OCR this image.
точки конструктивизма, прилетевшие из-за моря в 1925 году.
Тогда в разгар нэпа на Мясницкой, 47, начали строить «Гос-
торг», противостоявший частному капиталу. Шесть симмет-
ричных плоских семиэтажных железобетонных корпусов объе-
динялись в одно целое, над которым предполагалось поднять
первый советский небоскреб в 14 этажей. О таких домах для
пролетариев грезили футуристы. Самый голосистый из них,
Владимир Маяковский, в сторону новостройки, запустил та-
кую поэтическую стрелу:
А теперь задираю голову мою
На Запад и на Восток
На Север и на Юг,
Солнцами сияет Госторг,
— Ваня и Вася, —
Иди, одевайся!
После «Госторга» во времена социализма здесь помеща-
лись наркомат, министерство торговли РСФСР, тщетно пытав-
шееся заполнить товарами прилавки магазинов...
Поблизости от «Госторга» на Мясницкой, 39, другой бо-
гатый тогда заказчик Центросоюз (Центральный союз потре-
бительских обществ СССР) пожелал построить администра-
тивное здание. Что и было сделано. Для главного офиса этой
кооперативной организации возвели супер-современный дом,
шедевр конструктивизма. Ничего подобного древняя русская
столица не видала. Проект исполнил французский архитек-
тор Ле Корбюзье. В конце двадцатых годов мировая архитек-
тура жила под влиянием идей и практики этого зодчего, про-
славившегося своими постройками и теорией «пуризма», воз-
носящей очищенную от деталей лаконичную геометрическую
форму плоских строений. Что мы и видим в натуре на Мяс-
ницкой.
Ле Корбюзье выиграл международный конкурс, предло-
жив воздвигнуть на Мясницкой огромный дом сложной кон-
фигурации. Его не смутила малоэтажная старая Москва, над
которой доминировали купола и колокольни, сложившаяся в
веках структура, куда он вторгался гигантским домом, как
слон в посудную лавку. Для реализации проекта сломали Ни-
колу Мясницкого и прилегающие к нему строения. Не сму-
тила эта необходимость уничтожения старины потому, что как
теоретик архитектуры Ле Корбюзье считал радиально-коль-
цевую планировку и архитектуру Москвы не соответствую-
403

● AIM
Using the material above, report each line where "конструктивизма" occurs.

● CORRECT RESPONSE
точки конструктивизма, прилетевшие из-за моря в 1925 году.
шедевр конструктивизма. Ничего подобного древняя русская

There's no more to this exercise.